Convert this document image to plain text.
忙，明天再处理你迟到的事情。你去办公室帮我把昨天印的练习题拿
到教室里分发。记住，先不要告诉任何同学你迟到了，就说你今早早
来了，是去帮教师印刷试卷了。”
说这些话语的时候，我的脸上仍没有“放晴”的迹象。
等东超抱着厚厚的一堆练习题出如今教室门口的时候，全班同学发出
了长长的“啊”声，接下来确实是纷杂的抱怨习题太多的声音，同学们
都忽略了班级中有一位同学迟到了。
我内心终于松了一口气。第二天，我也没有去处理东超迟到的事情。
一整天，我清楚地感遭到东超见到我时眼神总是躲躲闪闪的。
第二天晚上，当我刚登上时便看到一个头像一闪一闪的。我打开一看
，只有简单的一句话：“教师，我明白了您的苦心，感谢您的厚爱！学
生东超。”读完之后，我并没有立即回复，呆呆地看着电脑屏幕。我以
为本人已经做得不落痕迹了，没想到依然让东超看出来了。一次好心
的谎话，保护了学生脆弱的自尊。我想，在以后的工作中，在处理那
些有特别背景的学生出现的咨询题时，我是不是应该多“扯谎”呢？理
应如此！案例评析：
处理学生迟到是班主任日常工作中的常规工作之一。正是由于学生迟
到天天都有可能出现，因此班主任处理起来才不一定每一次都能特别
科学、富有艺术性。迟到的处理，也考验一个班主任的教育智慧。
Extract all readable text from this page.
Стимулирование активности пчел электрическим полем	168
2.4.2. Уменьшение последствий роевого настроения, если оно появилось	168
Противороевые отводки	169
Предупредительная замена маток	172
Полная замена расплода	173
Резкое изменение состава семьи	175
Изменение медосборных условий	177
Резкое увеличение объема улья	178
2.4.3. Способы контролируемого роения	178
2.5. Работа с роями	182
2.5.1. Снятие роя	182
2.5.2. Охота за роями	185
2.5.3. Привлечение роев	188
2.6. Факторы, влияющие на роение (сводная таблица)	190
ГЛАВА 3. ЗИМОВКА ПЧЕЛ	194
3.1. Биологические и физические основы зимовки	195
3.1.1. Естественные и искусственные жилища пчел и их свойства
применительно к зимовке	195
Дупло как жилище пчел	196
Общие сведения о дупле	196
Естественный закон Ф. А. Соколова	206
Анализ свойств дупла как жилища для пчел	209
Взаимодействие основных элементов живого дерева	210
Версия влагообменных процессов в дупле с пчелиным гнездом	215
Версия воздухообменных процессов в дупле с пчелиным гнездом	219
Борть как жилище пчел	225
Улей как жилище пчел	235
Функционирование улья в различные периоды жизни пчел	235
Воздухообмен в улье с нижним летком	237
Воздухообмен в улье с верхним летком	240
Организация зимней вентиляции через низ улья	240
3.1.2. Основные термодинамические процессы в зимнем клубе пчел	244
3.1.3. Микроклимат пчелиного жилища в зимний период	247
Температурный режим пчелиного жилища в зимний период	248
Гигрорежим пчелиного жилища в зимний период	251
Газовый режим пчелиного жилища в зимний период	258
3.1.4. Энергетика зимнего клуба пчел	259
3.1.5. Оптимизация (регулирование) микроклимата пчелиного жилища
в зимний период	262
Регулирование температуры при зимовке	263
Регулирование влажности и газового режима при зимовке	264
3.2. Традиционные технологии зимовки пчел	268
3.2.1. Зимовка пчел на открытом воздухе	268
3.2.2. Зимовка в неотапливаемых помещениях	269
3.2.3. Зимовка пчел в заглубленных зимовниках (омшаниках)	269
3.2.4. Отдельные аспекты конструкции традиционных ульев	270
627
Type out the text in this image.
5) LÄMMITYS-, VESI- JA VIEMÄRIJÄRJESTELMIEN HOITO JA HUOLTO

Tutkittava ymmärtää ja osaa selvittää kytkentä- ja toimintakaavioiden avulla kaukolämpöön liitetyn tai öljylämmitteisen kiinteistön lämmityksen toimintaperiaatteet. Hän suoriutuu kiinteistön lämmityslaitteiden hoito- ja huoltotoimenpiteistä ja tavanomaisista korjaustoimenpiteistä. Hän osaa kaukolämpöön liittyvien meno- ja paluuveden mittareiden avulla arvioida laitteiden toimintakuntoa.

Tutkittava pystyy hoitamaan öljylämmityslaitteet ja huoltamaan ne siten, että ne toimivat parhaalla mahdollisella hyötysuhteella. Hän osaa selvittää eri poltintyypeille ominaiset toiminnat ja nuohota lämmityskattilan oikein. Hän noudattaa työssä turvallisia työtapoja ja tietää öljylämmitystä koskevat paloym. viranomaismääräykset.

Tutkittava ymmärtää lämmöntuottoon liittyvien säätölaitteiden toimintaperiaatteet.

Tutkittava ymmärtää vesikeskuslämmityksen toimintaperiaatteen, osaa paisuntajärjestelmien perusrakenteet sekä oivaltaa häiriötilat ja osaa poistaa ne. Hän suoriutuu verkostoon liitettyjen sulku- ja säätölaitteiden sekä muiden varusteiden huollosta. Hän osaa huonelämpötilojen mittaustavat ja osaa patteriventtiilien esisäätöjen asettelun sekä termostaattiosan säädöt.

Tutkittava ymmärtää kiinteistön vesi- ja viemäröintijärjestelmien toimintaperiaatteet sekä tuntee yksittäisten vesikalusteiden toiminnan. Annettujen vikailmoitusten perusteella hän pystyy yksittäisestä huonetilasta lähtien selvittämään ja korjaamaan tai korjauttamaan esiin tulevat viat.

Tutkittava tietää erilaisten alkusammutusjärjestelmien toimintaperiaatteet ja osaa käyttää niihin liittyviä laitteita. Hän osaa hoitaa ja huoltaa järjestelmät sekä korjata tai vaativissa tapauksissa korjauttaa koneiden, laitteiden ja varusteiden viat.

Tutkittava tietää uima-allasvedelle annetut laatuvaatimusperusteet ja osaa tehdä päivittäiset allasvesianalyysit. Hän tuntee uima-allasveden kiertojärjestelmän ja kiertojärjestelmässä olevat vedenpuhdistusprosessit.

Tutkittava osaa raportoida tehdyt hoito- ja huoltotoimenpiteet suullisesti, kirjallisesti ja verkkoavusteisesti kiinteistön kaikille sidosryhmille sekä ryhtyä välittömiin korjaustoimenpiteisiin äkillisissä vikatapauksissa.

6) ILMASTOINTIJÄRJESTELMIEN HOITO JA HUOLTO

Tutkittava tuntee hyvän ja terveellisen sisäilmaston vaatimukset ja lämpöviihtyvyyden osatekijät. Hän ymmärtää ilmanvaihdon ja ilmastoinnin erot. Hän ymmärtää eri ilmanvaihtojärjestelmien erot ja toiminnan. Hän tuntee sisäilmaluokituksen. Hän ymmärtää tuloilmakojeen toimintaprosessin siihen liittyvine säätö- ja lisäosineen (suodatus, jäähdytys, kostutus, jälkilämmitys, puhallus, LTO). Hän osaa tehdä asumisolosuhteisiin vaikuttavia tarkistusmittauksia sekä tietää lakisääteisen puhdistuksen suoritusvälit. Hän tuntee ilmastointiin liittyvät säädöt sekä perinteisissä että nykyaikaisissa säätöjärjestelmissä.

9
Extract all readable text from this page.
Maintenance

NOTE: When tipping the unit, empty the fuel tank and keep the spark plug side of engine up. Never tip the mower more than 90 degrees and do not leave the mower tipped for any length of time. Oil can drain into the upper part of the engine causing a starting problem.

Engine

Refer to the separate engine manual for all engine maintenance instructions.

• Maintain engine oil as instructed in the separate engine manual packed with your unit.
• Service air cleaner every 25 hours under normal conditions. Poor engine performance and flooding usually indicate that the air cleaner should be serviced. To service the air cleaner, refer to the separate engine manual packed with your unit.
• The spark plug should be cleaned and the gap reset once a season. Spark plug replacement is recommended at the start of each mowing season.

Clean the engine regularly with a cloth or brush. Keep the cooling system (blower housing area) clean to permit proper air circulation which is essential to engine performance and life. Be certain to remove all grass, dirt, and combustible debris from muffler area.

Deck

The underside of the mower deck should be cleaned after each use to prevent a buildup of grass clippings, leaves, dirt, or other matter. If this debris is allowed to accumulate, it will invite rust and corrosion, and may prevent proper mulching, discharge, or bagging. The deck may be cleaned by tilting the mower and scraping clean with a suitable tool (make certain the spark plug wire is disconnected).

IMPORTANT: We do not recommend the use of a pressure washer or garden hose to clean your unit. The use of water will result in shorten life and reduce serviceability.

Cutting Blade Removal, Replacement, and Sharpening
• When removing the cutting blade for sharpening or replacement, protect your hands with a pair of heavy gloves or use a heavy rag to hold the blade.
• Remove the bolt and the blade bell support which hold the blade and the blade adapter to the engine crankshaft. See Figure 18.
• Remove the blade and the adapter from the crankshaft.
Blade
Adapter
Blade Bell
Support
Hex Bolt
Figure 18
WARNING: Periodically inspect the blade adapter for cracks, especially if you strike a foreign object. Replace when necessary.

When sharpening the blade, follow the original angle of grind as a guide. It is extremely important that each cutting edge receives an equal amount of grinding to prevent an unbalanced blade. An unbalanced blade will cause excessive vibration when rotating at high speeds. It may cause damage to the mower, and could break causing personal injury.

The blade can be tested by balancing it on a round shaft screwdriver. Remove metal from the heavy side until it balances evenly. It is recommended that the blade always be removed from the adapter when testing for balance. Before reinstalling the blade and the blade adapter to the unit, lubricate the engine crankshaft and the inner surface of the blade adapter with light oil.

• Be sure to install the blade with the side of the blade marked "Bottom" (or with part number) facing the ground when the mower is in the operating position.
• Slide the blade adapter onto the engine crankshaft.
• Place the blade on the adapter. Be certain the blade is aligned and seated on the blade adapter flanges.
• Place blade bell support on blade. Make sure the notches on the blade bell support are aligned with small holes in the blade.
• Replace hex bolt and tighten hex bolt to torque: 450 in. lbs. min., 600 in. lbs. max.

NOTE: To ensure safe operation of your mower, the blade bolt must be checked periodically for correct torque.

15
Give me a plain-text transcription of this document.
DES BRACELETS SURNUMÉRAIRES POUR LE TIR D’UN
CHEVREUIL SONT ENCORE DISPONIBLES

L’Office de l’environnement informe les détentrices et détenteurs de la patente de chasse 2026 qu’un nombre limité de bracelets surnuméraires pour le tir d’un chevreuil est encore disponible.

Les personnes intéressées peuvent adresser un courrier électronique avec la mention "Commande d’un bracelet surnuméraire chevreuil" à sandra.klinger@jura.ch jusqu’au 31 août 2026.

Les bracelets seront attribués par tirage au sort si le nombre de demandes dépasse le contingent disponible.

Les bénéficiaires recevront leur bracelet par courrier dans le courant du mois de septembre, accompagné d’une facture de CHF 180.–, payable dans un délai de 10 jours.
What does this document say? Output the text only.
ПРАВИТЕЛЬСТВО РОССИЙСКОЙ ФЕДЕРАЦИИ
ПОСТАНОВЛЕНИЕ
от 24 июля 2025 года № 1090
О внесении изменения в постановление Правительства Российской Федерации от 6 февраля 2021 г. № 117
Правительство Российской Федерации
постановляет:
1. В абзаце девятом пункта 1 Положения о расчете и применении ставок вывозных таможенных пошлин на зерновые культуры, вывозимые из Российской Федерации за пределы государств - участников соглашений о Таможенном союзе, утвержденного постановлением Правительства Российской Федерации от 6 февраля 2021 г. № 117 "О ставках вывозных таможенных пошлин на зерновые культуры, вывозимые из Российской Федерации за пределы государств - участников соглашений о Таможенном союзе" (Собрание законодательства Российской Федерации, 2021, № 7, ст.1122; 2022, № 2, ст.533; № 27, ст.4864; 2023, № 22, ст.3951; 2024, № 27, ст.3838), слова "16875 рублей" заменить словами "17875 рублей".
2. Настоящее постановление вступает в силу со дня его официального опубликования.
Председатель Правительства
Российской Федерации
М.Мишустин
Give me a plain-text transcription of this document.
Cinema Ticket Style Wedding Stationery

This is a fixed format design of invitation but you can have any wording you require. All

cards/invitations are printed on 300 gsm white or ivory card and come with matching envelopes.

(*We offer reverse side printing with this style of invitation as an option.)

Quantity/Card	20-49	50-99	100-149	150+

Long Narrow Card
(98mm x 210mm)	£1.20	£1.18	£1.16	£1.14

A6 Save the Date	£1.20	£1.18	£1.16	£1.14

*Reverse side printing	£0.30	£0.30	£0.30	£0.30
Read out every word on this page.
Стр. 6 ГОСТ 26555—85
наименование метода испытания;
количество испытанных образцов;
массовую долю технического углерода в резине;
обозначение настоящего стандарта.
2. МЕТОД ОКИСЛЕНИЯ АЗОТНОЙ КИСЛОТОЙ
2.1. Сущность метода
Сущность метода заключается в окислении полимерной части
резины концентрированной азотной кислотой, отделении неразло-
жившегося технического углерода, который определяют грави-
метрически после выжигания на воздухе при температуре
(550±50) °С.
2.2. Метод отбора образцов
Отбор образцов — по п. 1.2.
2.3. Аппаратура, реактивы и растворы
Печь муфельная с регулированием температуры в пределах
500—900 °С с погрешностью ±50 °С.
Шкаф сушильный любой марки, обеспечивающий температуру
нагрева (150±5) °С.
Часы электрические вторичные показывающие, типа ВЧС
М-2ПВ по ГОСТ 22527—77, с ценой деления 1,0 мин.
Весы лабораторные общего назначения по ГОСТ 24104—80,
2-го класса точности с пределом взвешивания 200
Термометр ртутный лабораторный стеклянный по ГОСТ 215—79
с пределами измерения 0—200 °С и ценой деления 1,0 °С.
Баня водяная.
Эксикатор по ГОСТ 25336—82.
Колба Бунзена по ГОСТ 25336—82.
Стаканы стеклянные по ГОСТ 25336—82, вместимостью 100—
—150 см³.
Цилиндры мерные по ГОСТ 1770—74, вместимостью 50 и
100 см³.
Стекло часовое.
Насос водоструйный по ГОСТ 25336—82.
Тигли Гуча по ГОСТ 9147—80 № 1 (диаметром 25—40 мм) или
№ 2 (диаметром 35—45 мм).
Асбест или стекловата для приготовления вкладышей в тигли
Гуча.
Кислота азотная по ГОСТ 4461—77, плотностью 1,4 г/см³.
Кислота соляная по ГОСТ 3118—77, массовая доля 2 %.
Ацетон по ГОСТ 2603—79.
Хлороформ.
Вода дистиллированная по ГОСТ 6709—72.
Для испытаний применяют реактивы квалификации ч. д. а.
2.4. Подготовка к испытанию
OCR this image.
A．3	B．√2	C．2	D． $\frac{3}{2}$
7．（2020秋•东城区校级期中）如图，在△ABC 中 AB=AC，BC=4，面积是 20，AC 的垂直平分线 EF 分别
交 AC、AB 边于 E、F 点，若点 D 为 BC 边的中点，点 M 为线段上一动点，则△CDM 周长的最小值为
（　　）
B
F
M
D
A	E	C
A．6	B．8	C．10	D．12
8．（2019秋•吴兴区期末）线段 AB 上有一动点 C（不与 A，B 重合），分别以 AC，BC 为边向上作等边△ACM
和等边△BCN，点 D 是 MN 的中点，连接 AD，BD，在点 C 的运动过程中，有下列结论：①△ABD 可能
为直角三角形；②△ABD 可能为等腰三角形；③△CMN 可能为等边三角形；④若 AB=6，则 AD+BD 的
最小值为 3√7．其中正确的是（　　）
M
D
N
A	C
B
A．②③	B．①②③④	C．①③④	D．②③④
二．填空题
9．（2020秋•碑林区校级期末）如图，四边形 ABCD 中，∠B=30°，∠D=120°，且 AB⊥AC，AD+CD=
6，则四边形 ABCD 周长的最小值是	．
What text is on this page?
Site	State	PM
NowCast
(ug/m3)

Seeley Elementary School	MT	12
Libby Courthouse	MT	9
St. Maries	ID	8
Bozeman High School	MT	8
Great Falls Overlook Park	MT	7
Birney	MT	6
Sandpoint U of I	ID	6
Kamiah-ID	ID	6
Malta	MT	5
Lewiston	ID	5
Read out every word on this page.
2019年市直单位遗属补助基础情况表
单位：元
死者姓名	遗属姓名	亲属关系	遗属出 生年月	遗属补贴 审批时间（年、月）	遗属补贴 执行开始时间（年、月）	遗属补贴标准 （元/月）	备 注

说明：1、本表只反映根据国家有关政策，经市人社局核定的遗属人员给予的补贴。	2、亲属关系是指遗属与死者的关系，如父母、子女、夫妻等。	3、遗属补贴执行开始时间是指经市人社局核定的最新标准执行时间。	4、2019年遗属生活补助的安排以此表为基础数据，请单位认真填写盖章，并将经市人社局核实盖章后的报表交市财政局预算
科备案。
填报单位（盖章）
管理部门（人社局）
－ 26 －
####
Find all the lines containing "образцов" in the material, then copy them.

**Response**
количество испытанных образцов;
2.2. Метод отбора образцов
Отбор образцов — по п. 1.2.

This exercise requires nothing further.